— Start Provided entries —
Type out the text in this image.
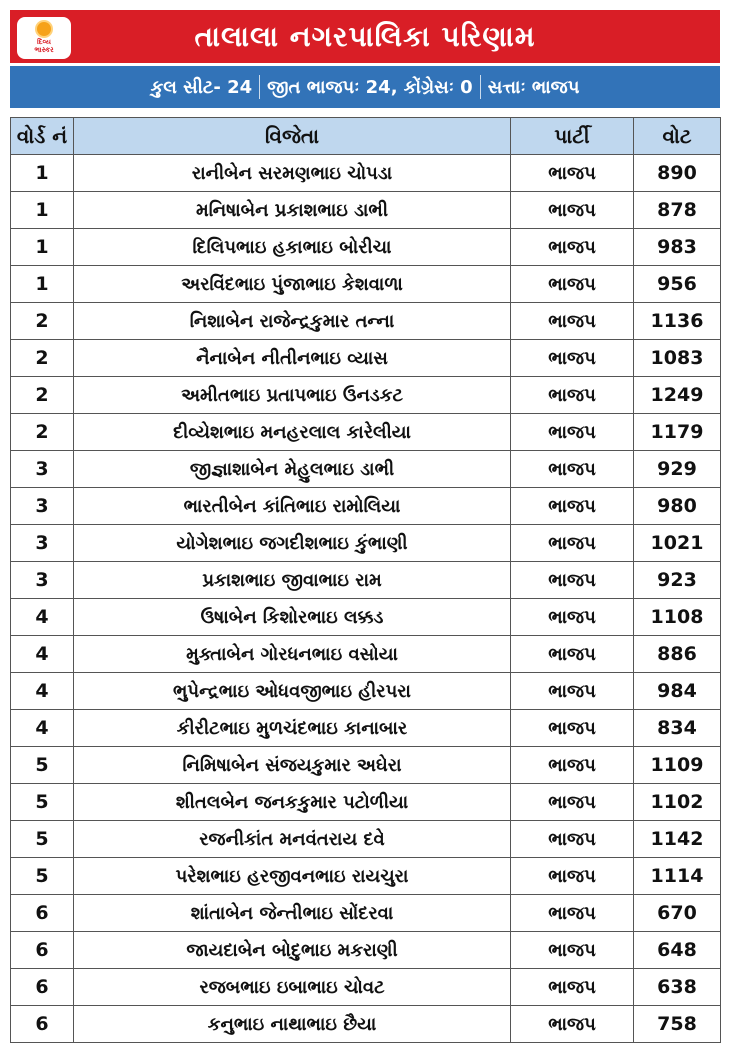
દિવ્ય
ભાસ્કર	તાલાલા નગરપાલિકા પરિણામ
કુલ સીટ- 24 જીત ભાજપઃ 24, કોંગ્રેસઃ 0 સત્તાઃ ભાજપ
વોર્ડ નં	વિજેતા	પાર્ટી	વોટ
1	રાનીબેન સરમણભાઇ ચોપડા	ભાજપ	890
1	મનિષાબેન પ્રકાશભાઇ ડાભી	ભાજપ	878
1	દિલિપભાઇ હકાભાઇ બોરીચા	ભાજપ	983
1	અરવિંદભાઇ પુંજાભાઇ કેશવાળા	ભાજપ	956
2	નિશાબેન રાજેન્દ્રકુમાર તન્ના	ભાજપ	1136
2	નૈનાબેન નીતીનભાઇ વ્યાસ	ભાજપ	1083
2	અમીતભાઇ પ્રતાપભાઇ ઉનડકટ	ભાજપ	1249
2	દીવ્યેશભાઇ મનહરલાલ કારેલીયા	ભાજપ	1179
3	જીજ્ઞાશાબેન મેહુલભાઇ ડાભી	ભાજપ	929
3	ભારતીબેન કાંતિભાઇ રામોલિયા	ભાજપ	980
3	યોગેશભાઇ જગદીશભાઇ કુંભાણી	ભાજપ	1021
3	પ્રકાશભાઇ જીવાભાઇ રામ	ભાજપ	923
4	ઉષાબેન કિશોરભાઇ લક્કડ	ભાજપ	1108
4	મુક્તાબેન ગોરધનભાઇ વસોયા	ભાજપ	886
4	ભુપેન્દ્રભાઇ ઓધવજીભાઇ હીરપરા	ભાજપ	984
4	કીરીટભાઇ મુળચંદભાઇ કાનાબાર	ભાજપ	834
5	નિમિષાબેન સંજયકુમાર અઘેરા	ભાજપ	1109
5	શીતલબેન જનકકુમાર પટોળીયા	ભાજપ	1102
5	રજનીકાંત મનવંતરાય દવે	ભાજપ	1142
5	પરેશભાઇ હરજીવનભાઇ રાયચુરા	ભાજપ	1114
6	શાંતાબેન જેન્તીભાઇ સોંદરવા	ભાજપ	670
6	જાયદાબેન બોદુભાઇ મકરાણી	ભાજપ	648
6	રજબભાઇ ઇબાભાઇ ચોવટ	ભાજપ	638
6	કનુભાઇ નાથાભાઇ છૈયા	ભાજપ	758
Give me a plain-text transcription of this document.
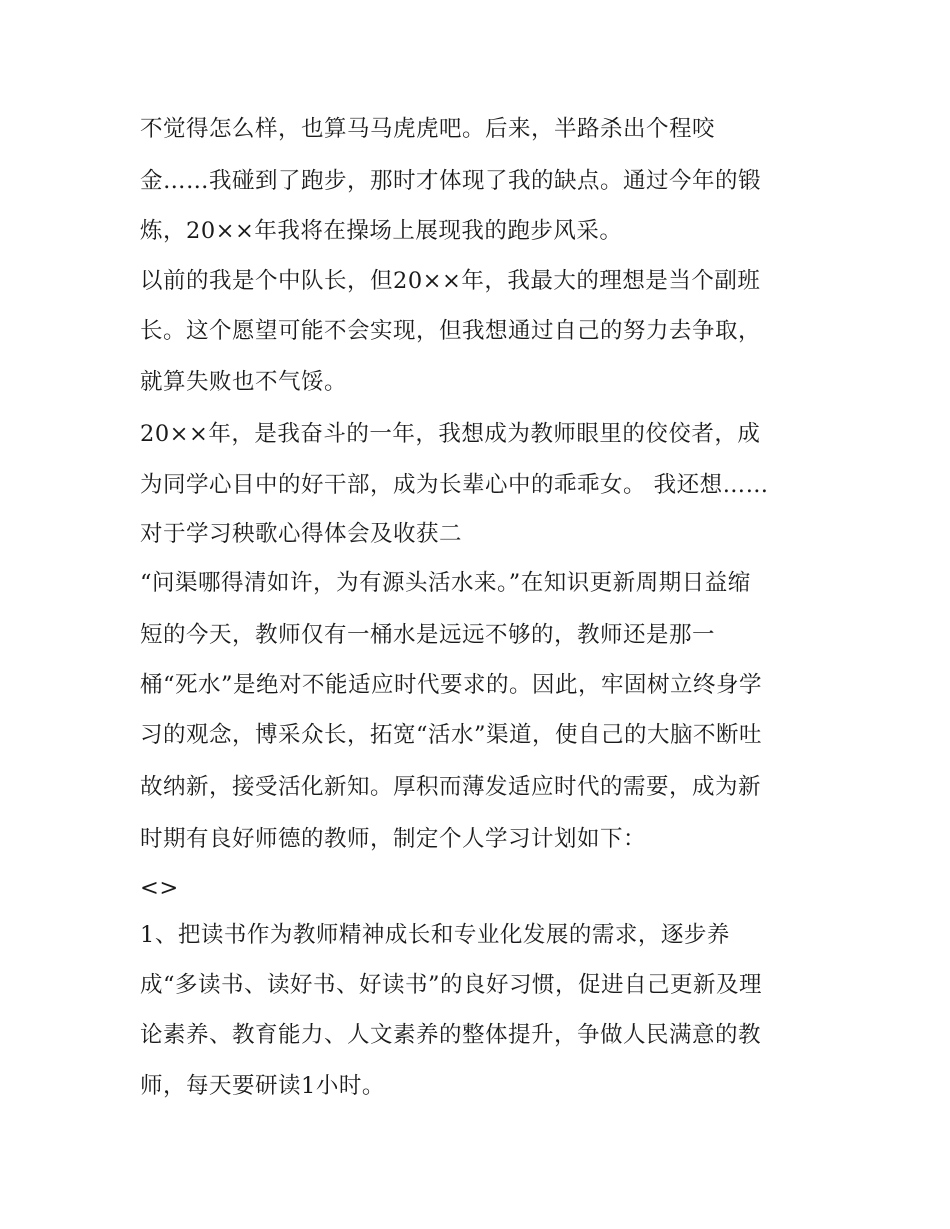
不觉得怎么样，也算马马虎虎吧。后来，半路杀出个程咬
金……我碰到了跑步，那时才体现了我的缺点。通过今年的锻
炼，20××年我将在操场上展现我的跑步风采。
以前的我是个中队长，但20××年，我最大的理想是当个副班
长。这个愿望可能不会实现，但我想通过自己的努力去争取，
就算失败也不气馁。
20××年，是我奋斗的一年，我想成为教师眼里的佼佼者，成
为同学心目中的好干部，成为长辈心中的乖乖女。 我还想……
对于学习秧歌心得体会及收获二
“问渠哪得清如许，为有源头活水来。”在知识更新周期日益缩
短的今天，教师仅有一桶水是远远不够的，教师还是那一
桶“死水”是绝对不能适应时代要求的。因此，牢固树立终身学
习的观念，博采众长，拓宽“活水”渠道，使自己的大脑不断吐
故纳新，接受活化新知。厚积而薄发适应时代的需要，成为新
时期有良好师德的教师，制定个人学习计划如下：
<>
1、把读书作为教师精神成长和专业化发展的需求，逐步养
成“多读书、读好书、好读书”的良好习惯，促进自己更新及理
论素养、教育能力、人文素养的整体提升，争做人民满意的教
师，每天要研读1小时。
— End Provided entries —
(Exercise prompt) Leave out the pictures and copy everything else in the records word for word.

(Task solution)
Type out the text in this image.
દિવ્ય
ભાસ્કર	તાલાલા નગરપાલિકા પરિણામ
કુલ સીટ- 24 જીત ભાજપઃ 24, કોંગ્રેસઃ 0 સત્તાઃ ભાજપ
વોર્ડ નં	વિજેતા	પાર્ટી	વોટ
1	રાનીબેન સરમણભાઇ ચોપડા	ભાજપ	890
1	મનિષાબેન પ્રકાશભાઇ ડાભી	ભાજપ	878
1	દિલિપભાઇ હકાભાઇ બોરીચા	ભાજપ	983
1	અરવિંદભાઇ પુંજાભાઇ કેશવાળા	ભાજપ	956
2	નિશાબેન રાજેન્દ્રકુમાર તન્ના	ભાજપ	1136
2	નૈનાબેન નીતીનભાઇ વ્યાસ	ભાજપ	1083
2	અમીતભાઇ પ્રતાપભાઇ ઉનડકટ	ભાજપ	1249
2	દીવ્યેશભાઇ મનહરલાલ કારેલીયા	ભાજપ	1179
3	જીજ્ઞાશાબેન મેહુલભાઇ ડાભી	ભાજપ	929
3	ભારતીબેન કાંતિભાઇ રામોલિયા	ભાજપ	980
3	યોગેશભાઇ જગદીશભાઇ કુંભાણી	ભાજપ	1021
3	પ્રકાશભાઇ જીવાભાઇ રામ	ભાજપ	923
4	ઉષાબેન કિશોરભાઇ લક્કડ	ભાજપ	1108
4	મુક્તાબેન ગોરધનભાઇ વસોયા	ભાજપ	886
4	ભુપેન્દ્રભાઇ ઓધવજીભાઇ હીરપરા	ભાજપ	984
4	કીરીટભાઇ મુળચંદભાઇ કાનાબાર	ભાજપ	834
5	નિમિષાબેન સંજયકુમાર અઘેરા	ભાજપ	1109
5	શીતલબેન જનકકુમાર પટોળીયા	ભાજપ	1102
5	રજનીકાંત મનવંતરાય દવે	ભાજપ	1142
5	પરેશભાઇ હરજીવનભાઇ રાયચુરા	ભાજપ	1114
6	શાંતાબેન જેન્તીભાઇ સોંદરવા	ભાજપ	670
6	જાયદાબેન બોદુભાઇ મકરાણી	ભાજપ	648
6	રજબભાઇ ઇબાભાઇ ચોવટ	ભાજપ	638
6	કનુભાઇ નાથાભાઇ છૈયા	ભાજપ	758
Give me a plain-text transcription of this document.
不觉得怎么样，也算马马虎虎吧。后来，半路杀出个程咬
金……我碰到了跑步，那时才体现了我的缺点。通过今年的锻
炼，20××年我将在操场上展现我的跑步风采。
以前的我是个中队长，但20××年，我最大的理想是当个副班
长。这个愿望可能不会实现，但我想通过自己的努力去争取，
就算失败也不气馁。
20××年，是我奋斗的一年，我想成为教师眼里的佼佼者，成
为同学心目中的好干部，成为长辈心中的乖乖女。 我还想……
对于学习秧歌心得体会及收获二
“问渠哪得清如许，为有源头活水来。”在知识更新周期日益缩
短的今天，教师仅有一桶水是远远不够的，教师还是那一
桶“死水”是绝对不能适应时代要求的。因此，牢固树立终身学
习的观念，博采众长，拓宽“活水”渠道，使自己的大脑不断吐
故纳新，接受活化新知。厚积而薄发适应时代的需要，成为新
时期有良好师德的教师，制定个人学习计划如下：
<>
1、把读书作为教师精神成长和专业化发展的需求，逐步养
成“多读书、读好书、好读书”的良好习惯，促进自己更新及理
论素养、教育能力、人文素养的整体提升，争做人民满意的教
师，每天要研读1小时。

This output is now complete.